(Source records)
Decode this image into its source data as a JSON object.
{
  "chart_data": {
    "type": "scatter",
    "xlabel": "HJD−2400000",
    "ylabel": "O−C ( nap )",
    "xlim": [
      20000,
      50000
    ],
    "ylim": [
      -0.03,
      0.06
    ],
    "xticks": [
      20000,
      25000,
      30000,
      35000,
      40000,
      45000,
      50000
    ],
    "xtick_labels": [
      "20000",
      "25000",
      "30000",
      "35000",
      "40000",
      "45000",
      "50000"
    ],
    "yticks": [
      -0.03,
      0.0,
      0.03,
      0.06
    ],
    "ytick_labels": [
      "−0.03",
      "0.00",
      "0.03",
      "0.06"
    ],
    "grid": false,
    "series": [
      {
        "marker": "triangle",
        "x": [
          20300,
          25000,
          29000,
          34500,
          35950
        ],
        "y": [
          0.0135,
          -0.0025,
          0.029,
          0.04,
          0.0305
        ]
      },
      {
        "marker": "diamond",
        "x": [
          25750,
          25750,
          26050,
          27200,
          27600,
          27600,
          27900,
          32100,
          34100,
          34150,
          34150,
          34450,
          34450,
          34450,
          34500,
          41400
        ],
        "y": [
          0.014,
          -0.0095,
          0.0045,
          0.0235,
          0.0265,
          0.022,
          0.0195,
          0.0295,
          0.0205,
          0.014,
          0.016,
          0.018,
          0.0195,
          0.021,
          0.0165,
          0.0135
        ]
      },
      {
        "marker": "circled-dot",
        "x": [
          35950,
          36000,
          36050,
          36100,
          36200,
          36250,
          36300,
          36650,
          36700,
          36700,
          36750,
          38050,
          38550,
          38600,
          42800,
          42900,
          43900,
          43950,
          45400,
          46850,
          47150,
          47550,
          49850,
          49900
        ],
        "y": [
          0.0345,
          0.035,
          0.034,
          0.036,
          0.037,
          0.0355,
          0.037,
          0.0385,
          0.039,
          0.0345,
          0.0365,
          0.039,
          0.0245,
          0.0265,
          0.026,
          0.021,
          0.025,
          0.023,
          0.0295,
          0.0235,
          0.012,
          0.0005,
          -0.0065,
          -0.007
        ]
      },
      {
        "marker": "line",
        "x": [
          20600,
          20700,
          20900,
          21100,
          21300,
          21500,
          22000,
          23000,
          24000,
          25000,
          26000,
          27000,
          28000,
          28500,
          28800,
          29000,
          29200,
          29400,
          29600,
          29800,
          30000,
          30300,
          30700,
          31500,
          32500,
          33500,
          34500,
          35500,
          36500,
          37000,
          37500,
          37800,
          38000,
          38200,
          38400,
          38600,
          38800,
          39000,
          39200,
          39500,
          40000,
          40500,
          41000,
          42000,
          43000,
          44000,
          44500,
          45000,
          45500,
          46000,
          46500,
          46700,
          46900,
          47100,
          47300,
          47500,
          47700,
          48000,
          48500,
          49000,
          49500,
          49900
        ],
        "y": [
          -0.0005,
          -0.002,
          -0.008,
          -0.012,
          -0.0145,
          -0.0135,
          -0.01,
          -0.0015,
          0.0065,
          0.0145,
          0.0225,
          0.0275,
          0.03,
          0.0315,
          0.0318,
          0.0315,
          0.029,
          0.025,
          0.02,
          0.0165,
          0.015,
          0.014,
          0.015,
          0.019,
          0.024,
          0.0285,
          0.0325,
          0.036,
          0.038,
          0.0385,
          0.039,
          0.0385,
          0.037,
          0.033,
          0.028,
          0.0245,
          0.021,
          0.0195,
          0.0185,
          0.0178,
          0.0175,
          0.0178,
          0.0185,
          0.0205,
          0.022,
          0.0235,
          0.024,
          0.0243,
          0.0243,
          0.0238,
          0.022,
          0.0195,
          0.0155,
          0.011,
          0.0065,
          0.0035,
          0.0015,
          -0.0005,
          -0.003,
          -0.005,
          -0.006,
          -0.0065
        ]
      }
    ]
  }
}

Exercise aim:
Copy each line of the listing that holds the word "marker".

Solution below:
        "marker": "triangle",
        "marker": "diamond",
        "marker": "circled-dot",
        "marker": "line",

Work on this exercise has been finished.